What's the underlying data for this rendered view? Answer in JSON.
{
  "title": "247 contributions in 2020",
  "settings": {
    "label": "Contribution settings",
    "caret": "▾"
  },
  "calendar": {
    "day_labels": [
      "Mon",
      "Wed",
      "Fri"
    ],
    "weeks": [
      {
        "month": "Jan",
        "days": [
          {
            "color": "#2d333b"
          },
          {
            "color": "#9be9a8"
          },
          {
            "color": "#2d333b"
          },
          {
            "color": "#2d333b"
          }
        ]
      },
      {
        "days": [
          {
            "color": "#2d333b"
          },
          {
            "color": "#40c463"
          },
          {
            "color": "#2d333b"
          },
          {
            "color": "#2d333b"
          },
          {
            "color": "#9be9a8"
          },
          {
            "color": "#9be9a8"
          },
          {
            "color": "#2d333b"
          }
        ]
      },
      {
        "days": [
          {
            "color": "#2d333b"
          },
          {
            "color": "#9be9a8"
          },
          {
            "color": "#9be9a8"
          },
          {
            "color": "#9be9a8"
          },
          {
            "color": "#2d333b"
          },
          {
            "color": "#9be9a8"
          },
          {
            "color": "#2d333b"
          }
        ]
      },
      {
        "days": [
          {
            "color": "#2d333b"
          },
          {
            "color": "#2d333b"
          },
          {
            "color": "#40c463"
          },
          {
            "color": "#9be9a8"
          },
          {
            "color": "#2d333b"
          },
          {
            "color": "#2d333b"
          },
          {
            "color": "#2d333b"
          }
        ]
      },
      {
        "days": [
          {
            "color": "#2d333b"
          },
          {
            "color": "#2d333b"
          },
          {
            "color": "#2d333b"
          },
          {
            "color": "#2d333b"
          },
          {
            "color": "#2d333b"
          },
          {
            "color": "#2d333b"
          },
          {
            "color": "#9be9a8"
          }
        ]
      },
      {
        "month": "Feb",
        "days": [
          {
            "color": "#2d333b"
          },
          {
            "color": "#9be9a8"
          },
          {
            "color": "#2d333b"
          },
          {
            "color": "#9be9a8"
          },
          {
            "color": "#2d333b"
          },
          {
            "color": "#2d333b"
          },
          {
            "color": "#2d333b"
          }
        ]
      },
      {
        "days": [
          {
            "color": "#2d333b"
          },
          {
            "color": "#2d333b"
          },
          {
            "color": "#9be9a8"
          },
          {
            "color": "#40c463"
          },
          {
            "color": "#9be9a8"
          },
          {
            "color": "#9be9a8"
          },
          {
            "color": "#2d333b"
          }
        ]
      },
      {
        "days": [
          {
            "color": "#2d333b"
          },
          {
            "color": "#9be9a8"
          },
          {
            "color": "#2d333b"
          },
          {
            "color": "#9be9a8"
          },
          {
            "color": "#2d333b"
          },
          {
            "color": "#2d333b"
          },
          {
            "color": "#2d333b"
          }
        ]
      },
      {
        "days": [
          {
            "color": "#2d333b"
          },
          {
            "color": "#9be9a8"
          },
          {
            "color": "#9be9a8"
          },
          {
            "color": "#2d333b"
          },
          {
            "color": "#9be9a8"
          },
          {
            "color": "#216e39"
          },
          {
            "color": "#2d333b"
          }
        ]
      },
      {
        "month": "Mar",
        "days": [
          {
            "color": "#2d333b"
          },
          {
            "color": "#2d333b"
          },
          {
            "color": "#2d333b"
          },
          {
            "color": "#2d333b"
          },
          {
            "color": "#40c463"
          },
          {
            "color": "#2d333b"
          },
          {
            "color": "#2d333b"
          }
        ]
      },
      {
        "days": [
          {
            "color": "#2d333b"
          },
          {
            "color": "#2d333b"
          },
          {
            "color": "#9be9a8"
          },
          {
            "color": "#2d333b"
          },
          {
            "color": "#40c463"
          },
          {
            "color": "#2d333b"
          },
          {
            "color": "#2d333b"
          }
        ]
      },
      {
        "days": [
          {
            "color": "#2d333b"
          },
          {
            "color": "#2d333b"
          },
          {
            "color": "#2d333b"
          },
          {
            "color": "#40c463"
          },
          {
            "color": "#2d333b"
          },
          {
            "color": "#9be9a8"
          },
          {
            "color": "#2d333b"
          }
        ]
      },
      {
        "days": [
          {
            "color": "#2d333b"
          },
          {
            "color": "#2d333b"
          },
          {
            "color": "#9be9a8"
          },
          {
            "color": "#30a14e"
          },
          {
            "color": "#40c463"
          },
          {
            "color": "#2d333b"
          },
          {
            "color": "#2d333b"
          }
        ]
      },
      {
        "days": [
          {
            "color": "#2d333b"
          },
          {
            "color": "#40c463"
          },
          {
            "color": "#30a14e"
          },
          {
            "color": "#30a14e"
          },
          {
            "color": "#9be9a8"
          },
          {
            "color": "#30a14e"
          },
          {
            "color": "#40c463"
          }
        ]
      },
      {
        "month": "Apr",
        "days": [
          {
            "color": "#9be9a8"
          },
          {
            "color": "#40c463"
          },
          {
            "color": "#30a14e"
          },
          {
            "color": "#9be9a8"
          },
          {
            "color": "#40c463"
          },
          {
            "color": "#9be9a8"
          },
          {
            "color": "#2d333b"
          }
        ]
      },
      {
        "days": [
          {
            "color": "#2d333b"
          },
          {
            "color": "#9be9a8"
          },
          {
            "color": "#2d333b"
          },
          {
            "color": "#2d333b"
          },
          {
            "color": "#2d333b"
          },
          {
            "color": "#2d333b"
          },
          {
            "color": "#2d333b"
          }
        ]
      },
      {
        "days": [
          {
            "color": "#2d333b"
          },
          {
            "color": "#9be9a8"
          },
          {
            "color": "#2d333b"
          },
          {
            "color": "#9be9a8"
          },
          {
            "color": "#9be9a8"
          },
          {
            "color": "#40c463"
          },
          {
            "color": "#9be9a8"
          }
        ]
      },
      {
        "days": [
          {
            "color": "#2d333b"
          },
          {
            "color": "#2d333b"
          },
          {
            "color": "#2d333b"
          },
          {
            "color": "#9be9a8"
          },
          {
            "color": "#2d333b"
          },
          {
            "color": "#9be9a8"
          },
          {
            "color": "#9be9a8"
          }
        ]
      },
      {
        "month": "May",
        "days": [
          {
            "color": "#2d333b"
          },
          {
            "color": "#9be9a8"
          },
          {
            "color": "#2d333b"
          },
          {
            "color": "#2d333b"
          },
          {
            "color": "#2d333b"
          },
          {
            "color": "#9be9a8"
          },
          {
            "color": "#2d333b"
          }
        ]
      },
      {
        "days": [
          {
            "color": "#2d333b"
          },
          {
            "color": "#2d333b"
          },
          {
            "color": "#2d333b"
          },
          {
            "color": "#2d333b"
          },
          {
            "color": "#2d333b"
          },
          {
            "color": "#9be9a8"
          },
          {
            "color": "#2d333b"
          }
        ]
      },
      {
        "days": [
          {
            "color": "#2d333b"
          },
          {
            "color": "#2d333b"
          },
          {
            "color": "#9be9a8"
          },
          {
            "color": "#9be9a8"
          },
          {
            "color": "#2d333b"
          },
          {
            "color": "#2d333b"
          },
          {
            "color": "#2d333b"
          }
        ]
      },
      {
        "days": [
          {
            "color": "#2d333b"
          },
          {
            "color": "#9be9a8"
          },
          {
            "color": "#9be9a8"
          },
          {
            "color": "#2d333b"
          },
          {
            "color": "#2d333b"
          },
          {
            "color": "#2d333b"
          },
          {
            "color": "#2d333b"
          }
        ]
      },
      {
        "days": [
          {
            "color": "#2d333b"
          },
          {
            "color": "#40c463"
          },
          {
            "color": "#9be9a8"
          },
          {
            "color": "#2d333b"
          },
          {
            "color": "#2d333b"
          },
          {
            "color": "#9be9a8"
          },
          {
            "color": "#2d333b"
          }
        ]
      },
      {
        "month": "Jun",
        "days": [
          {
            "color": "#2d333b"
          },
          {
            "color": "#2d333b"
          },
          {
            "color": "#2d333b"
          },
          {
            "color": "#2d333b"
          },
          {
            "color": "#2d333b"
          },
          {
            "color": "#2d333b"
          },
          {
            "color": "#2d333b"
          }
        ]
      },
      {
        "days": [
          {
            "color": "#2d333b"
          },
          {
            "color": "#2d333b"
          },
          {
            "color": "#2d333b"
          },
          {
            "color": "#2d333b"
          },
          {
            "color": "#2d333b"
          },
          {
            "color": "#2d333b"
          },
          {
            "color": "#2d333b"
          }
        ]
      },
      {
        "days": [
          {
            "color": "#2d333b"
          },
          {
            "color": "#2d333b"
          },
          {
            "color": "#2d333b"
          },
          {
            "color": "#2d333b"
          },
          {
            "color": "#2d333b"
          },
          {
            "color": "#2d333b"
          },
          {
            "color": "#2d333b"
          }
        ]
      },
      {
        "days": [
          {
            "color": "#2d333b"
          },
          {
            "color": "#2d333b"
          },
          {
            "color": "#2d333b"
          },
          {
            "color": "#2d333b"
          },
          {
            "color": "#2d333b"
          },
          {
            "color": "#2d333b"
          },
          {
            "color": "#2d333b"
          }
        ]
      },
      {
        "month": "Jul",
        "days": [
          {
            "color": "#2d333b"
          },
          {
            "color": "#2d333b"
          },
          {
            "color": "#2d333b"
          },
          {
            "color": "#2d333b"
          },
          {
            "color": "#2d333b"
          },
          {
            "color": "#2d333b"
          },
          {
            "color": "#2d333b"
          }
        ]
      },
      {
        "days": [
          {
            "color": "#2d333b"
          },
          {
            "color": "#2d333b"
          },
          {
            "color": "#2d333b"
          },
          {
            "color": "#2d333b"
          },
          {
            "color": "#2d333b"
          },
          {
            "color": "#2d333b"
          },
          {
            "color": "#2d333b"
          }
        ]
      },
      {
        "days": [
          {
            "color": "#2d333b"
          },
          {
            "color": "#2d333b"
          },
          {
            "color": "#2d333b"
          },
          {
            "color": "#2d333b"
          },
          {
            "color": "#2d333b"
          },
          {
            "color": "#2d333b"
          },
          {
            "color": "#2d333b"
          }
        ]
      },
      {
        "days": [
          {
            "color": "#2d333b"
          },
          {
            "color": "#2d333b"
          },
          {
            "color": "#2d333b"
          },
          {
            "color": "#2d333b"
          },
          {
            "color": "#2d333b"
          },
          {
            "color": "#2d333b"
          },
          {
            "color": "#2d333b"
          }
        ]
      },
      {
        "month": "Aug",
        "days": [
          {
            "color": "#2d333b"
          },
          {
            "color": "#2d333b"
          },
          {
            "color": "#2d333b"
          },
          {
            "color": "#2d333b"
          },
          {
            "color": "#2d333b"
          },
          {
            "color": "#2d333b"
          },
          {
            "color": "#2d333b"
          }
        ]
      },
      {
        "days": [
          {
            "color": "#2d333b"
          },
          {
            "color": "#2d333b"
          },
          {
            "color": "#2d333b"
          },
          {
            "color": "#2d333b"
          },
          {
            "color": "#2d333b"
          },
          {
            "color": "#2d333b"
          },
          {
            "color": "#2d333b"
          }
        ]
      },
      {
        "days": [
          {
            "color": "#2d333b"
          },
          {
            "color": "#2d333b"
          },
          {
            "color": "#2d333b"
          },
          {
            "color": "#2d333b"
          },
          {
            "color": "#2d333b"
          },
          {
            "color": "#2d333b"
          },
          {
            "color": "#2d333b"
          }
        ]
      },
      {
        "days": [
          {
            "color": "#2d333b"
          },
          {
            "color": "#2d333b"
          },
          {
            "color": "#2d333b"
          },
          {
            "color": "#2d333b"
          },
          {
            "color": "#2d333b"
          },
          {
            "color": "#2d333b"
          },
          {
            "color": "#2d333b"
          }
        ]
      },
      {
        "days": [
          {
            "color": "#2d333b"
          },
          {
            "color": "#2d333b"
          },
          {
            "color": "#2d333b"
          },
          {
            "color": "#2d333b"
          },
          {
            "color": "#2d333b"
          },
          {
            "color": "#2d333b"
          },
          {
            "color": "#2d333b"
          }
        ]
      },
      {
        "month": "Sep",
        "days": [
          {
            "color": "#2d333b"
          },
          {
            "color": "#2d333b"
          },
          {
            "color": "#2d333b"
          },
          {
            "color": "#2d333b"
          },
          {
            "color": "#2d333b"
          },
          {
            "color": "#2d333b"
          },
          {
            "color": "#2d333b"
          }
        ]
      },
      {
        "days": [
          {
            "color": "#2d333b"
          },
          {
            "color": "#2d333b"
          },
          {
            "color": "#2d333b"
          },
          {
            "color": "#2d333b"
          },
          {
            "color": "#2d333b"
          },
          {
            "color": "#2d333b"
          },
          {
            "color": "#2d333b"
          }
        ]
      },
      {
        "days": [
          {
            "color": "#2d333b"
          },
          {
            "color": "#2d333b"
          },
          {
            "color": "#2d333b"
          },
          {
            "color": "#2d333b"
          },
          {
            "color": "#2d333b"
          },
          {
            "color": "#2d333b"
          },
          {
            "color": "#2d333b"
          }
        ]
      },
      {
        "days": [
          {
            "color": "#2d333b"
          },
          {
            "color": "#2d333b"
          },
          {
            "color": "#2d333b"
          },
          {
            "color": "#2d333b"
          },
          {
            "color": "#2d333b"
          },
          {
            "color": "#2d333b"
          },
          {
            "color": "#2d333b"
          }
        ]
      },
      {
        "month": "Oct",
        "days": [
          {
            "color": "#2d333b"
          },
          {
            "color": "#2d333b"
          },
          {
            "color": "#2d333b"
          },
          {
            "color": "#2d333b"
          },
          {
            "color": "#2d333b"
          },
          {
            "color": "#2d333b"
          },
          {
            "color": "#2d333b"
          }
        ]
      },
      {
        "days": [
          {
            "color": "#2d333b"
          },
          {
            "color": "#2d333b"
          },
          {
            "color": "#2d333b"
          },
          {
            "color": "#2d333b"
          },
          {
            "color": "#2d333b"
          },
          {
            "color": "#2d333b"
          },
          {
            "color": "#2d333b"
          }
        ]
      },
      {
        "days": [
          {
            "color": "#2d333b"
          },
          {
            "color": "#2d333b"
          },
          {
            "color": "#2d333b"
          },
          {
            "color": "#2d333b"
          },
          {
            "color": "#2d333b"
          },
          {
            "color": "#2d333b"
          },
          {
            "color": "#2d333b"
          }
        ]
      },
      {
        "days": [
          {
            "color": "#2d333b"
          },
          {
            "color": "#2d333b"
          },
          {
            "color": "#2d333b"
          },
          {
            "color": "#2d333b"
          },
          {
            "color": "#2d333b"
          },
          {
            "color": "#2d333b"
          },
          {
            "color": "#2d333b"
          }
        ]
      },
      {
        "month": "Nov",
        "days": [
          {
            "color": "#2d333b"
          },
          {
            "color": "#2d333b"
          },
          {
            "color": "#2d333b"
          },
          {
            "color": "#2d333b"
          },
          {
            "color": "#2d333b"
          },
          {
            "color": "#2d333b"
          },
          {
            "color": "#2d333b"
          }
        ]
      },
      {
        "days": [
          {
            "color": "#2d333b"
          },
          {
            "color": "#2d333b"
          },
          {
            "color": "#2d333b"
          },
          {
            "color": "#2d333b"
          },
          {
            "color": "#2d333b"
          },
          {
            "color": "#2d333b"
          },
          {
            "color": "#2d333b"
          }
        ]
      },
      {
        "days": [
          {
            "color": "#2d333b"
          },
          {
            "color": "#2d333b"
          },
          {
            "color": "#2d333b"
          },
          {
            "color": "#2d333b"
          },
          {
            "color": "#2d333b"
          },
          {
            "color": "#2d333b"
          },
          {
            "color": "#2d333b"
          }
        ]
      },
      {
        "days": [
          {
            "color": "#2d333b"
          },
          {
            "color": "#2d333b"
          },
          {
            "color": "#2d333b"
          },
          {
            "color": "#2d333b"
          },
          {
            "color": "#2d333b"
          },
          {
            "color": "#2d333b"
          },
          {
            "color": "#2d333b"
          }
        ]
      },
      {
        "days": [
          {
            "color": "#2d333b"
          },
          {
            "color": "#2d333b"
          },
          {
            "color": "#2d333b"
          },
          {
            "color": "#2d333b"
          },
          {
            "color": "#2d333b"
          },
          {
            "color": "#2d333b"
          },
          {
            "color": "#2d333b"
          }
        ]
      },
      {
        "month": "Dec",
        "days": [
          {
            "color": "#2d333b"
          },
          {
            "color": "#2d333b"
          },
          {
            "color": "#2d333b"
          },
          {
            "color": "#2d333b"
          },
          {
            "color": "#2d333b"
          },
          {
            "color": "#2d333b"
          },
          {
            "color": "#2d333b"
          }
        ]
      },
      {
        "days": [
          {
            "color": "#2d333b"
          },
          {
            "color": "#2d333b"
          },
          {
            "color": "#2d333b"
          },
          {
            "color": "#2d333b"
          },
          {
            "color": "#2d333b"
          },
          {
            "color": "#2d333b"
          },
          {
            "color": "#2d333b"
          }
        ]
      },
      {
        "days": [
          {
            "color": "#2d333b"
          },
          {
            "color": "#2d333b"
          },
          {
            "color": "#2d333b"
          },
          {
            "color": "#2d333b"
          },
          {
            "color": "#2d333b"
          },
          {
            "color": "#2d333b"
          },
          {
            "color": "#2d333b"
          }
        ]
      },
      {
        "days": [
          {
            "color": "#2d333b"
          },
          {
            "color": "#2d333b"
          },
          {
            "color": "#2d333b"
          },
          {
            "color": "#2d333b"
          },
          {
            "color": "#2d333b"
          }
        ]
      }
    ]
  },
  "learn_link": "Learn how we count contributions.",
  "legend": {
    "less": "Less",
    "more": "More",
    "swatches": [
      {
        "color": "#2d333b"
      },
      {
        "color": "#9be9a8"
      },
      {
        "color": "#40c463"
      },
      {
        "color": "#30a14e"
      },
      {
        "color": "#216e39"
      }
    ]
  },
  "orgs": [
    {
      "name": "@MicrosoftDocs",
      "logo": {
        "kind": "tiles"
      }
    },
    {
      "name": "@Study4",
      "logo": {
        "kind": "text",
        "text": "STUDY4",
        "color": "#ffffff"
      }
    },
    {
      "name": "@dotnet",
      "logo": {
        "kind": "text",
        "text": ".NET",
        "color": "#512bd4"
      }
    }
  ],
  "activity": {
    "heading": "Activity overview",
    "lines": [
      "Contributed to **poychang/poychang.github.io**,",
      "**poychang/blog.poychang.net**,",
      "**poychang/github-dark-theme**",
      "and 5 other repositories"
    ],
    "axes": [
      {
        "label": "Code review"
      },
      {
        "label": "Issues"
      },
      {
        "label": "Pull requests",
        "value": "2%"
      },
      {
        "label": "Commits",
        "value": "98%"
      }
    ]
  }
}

> Required task
Write out every line of the preceding listing that contains "name".

> Response to this task
      "name": "@MicrosoftDocs",
      "name": "@Study4",
      "name": "@dotnet",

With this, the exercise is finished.